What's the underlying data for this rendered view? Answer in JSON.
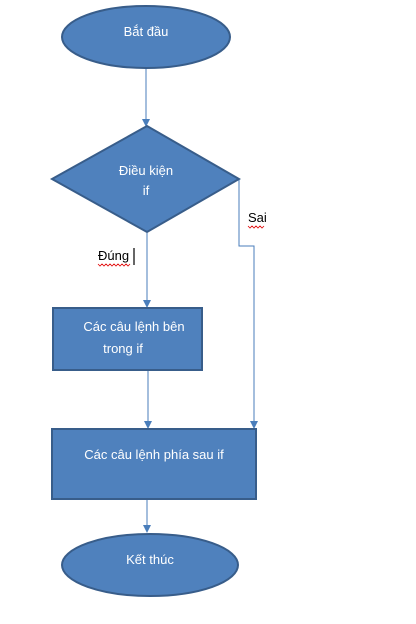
{
  "flowchart": {
    "start_label": "Bắt đầu",
    "condition_line1": "Điều kiện",
    "condition_line2": "if",
    "true_label": "Đúng",
    "false_label": "Sai",
    "inside_line1": "Các câu lệnh bên",
    "inside_line2": "trong if",
    "after_label": "Các câu lệnh phía sau if",
    "end_label": "Kết thúc"
  },
  "colors": {
    "shape_fill": "#4f81bd",
    "shape_border": "#385d8a",
    "connector": "#4a7ebb",
    "text_on_shape": "#ffffff"
  }
}
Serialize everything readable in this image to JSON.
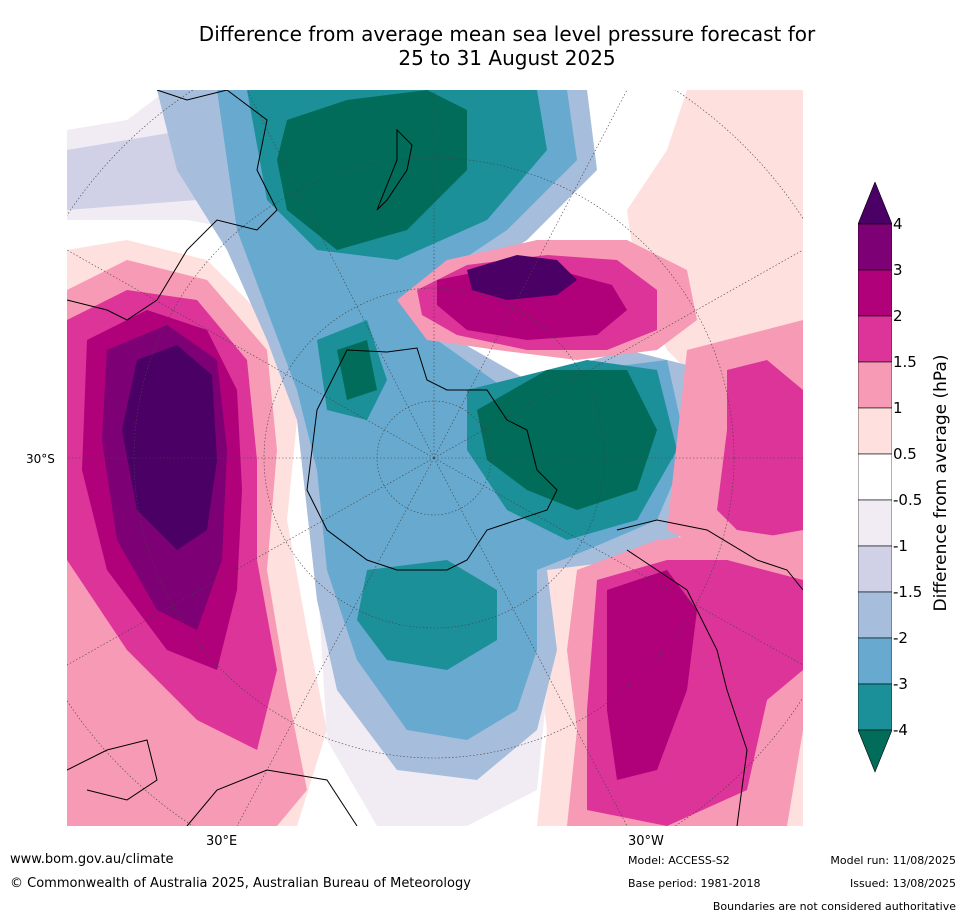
{
  "title_line1": "Difference from average mean sea level pressure forecast for",
  "title_line2": "25 to 31 August 2025",
  "map": {
    "projection": "south-polar-stereographic",
    "lat_label": "30°S",
    "lon_labels": [
      "30°E",
      "30°W"
    ]
  },
  "colorbar": {
    "title": "Difference from average (hPa)",
    "ticks": [
      "4",
      "3",
      "2",
      "1.5",
      "1",
      "0.5",
      "-0.5",
      "-1",
      "-1.5",
      "-2",
      "-3",
      "-4"
    ],
    "colors": {
      "gt4": "#4b0066",
      "3to4": "#7d0074",
      "2to3": "#b0007a",
      "1.5to2": "#dc3499",
      "1to1.5": "#f79ab5",
      "0.5to1": "#fee0de",
      "neutral": "#ffffff",
      "-1to-0.5": "#f1ecf4",
      "-1.5to-1": "#d0d1e6",
      "-2to-1.5": "#a6bddb",
      "-3to-2": "#67a9cf",
      "-4to-3": "#1c9099",
      "lt-4": "#016c59"
    }
  },
  "footer": {
    "website": "www.bom.gov.au/climate",
    "copyright": "© Commonwealth of Australia 2025, Australian Bureau of Meteorology",
    "model": "Model: ACCESS-S2",
    "base_period": "Base period: 1981-2018",
    "model_run": "Model run: 11/08/2025",
    "issued": "Issued: 13/08/2025",
    "disclaimer": "Boundaries are not considered authoritative"
  }
}
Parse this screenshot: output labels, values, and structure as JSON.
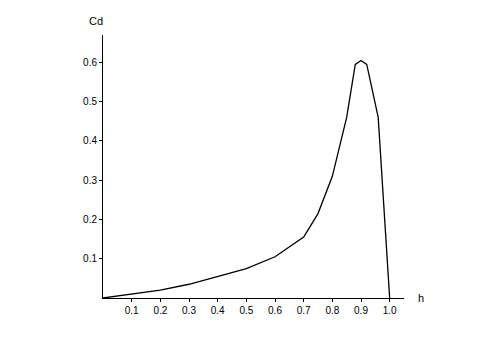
{
  "chart_data": {
    "type": "line",
    "x_label": "h",
    "y_label": "Cd",
    "x": [
      0,
      0.1,
      0.2,
      0.3,
      0.4,
      0.5,
      0.6,
      0.7,
      0.75,
      0.8,
      0.85,
      0.88,
      0.9,
      0.92,
      0.96,
      1.0
    ],
    "values": [
      0,
      0.01,
      0.02,
      0.035,
      0.055,
      0.075,
      0.105,
      0.155,
      0.215,
      0.31,
      0.46,
      0.595,
      0.605,
      0.595,
      0.46,
      0
    ],
    "color": "#000000",
    "xlim": [
      0,
      1.05
    ],
    "xticks": [
      0.1,
      0.2,
      0.3,
      0.4,
      0.5,
      0.6,
      0.7,
      0.8,
      0.9,
      {
        "value": 1,
        "label": "1.0"
      }
    ],
    "ylim": [
      0,
      0.67
    ],
    "yticks": [
      0.1,
      0.2,
      0.3,
      0.4,
      0.5,
      0.6
    ],
    "grid": false
  }
}
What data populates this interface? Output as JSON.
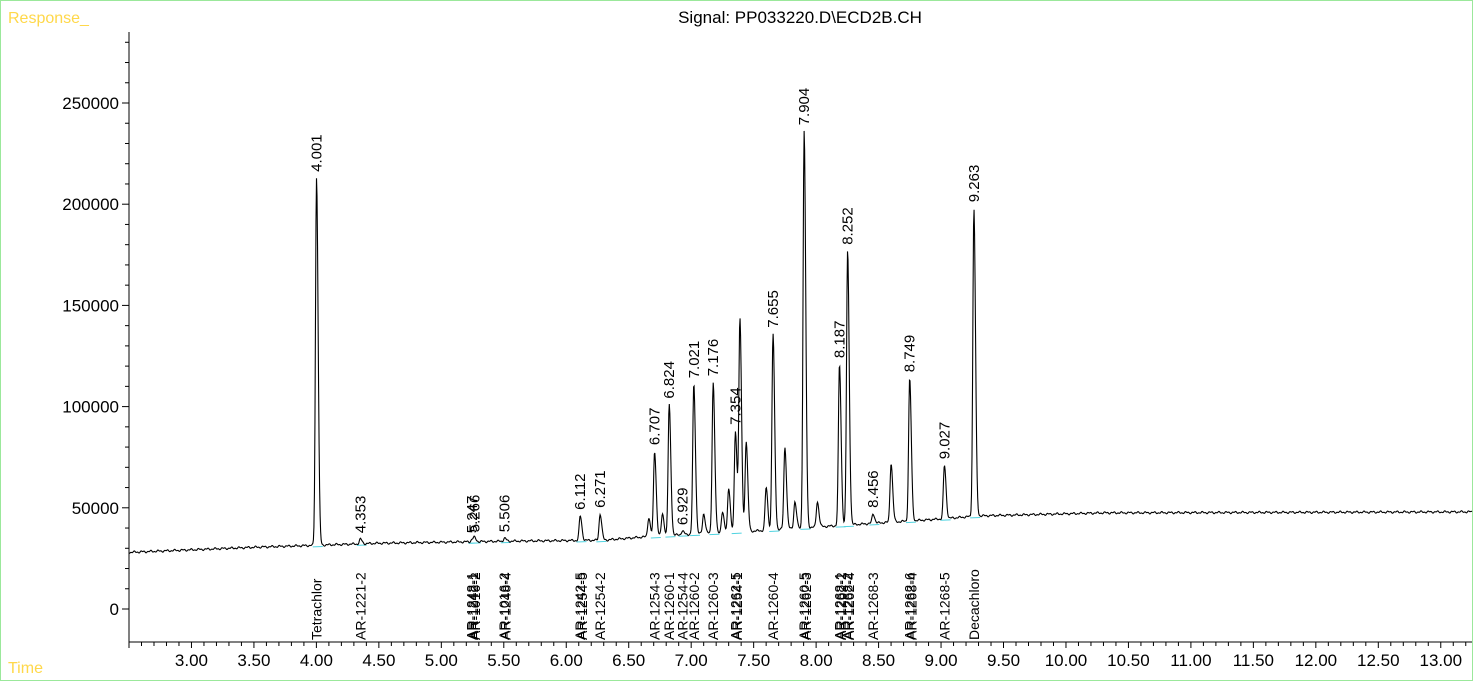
{
  "corner_labels": {
    "y": "Response_",
    "x": "Time"
  },
  "chart_data": {
    "type": "line",
    "title": "Signal: PP033220.D\\ECD2B.CH",
    "xlabel": "Time",
    "ylabel": "Response_",
    "xlim": [
      2.5,
      13.25
    ],
    "ylim": [
      -10000,
      285000
    ],
    "x_ticks": [
      "3.00",
      "3.50",
      "4.00",
      "4.50",
      "5.00",
      "5.50",
      "6.00",
      "6.50",
      "7.00",
      "7.50",
      "8.00",
      "8.50",
      "9.00",
      "9.50",
      "10.00",
      "10.50",
      "11.00",
      "11.50",
      "12.00",
      "12.50",
      "13.00"
    ],
    "y_ticks": [
      "0",
      "50000",
      "100000",
      "150000",
      "200000",
      "250000"
    ],
    "grid": false,
    "line_color": "#000000",
    "baseline_color": "#4fd3e0",
    "baseline": [
      [
        2.5,
        28000
      ],
      [
        3.5,
        30500
      ],
      [
        4.5,
        32500
      ],
      [
        5.5,
        33500
      ],
      [
        6.3,
        34000
      ],
      [
        6.6,
        35500
      ],
      [
        7.0,
        37000
      ],
      [
        7.5,
        38500
      ],
      [
        8.0,
        40500
      ],
      [
        8.5,
        42500
      ],
      [
        9.0,
        44500
      ],
      [
        9.3,
        46000
      ],
      [
        10.3,
        47500
      ],
      [
        13.25,
        48000
      ]
    ],
    "peaks": [
      {
        "rt": 4.001,
        "height": 213000,
        "label": "4.001"
      },
      {
        "rt": 4.353,
        "height": 34500,
        "label": "4.353"
      },
      {
        "rt": 5.247,
        "height": 34500,
        "label": "5.247"
      },
      {
        "rt": 5.266,
        "height": 35000,
        "label": "5.266"
      },
      {
        "rt": 5.506,
        "height": 35000,
        "label": "5.506"
      },
      {
        "rt": 6.112,
        "height": 46000,
        "label": "6.112"
      },
      {
        "rt": 6.271,
        "height": 47000,
        "label": "6.271"
      },
      {
        "rt": 6.66,
        "height": 45000
      },
      {
        "rt": 6.707,
        "height": 78000,
        "label": "6.707"
      },
      {
        "rt": 6.77,
        "height": 47000
      },
      {
        "rt": 6.824,
        "height": 101000,
        "label": "6.824"
      },
      {
        "rt": 6.929,
        "height": 38500,
        "label": "6.929"
      },
      {
        "rt": 7.021,
        "height": 111000,
        "label": "7.021"
      },
      {
        "rt": 7.1,
        "height": 47000
      },
      {
        "rt": 7.176,
        "height": 112000,
        "label": "7.176"
      },
      {
        "rt": 7.25,
        "height": 48000
      },
      {
        "rt": 7.3,
        "height": 60000
      },
      {
        "rt": 7.354,
        "height": 88000,
        "label": "7.354"
      },
      {
        "rt": 7.39,
        "height": 143000
      },
      {
        "rt": 7.44,
        "height": 83000
      },
      {
        "rt": 7.6,
        "height": 60000
      },
      {
        "rt": 7.655,
        "height": 136000,
        "label": "7.655"
      },
      {
        "rt": 7.75,
        "height": 80000
      },
      {
        "rt": 7.83,
        "height": 53000
      },
      {
        "rt": 7.904,
        "height": 236000,
        "label": "7.904"
      },
      {
        "rt": 8.01,
        "height": 53000
      },
      {
        "rt": 8.187,
        "height": 121000,
        "label": "8.187"
      },
      {
        "rt": 8.252,
        "height": 177000,
        "label": "8.252"
      },
      {
        "rt": 8.456,
        "height": 47000,
        "label": "8.456"
      },
      {
        "rt": 8.6,
        "height": 72000
      },
      {
        "rt": 8.749,
        "height": 114000,
        "label": "8.749"
      },
      {
        "rt": 9.027,
        "height": 71000,
        "label": "9.027"
      },
      {
        "rt": 9.263,
        "height": 198000,
        "label": "9.263"
      }
    ],
    "compound_labels": [
      {
        "rt": 4.001,
        "name": "Tetrachlor"
      },
      {
        "rt": 4.353,
        "name": "AR-1221-2"
      },
      {
        "rt": 5.24,
        "name": "AR-1248-1"
      },
      {
        "rt": 5.255,
        "name": "AR-1242-1"
      },
      {
        "rt": 5.27,
        "name": "AR-1016-2"
      },
      {
        "rt": 5.5,
        "name": "AR-1016-2"
      },
      {
        "rt": 5.515,
        "name": "AR-1248-4"
      },
      {
        "rt": 6.112,
        "name": "AR-1242-5"
      },
      {
        "rt": 6.125,
        "name": "AR-1254-5"
      },
      {
        "rt": 6.271,
        "name": "AR-1254-2"
      },
      {
        "rt": 6.707,
        "name": "AR-1254-3"
      },
      {
        "rt": 6.824,
        "name": "AR-1260-1"
      },
      {
        "rt": 6.929,
        "name": "AR-1254-4"
      },
      {
        "rt": 7.021,
        "name": "AR-1260-2"
      },
      {
        "rt": 7.176,
        "name": "AR-1260-3"
      },
      {
        "rt": 7.354,
        "name": "AR-1262-5"
      },
      {
        "rt": 7.368,
        "name": "AR-1254-1"
      },
      {
        "rt": 7.655,
        "name": "AR-1260-4"
      },
      {
        "rt": 7.904,
        "name": "AR-1260-5"
      },
      {
        "rt": 7.918,
        "name": "AR-1262-3"
      },
      {
        "rt": 8.187,
        "name": "AR-1268-1"
      },
      {
        "rt": 8.2,
        "name": "AR-1262-2"
      },
      {
        "rt": 8.252,
        "name": "AR-1268-2"
      },
      {
        "rt": 8.265,
        "name": "AR-1262-4"
      },
      {
        "rt": 8.456,
        "name": "AR-1268-3"
      },
      {
        "rt": 8.749,
        "name": "AR-1262-6"
      },
      {
        "rt": 8.762,
        "name": "AR-1268-4"
      },
      {
        "rt": 9.027,
        "name": "AR-1268-5"
      },
      {
        "rt": 9.263,
        "name": "Decachloro"
      }
    ]
  }
}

···

What is the number of lines above that contain "lệnh"? Answer with that number only.

2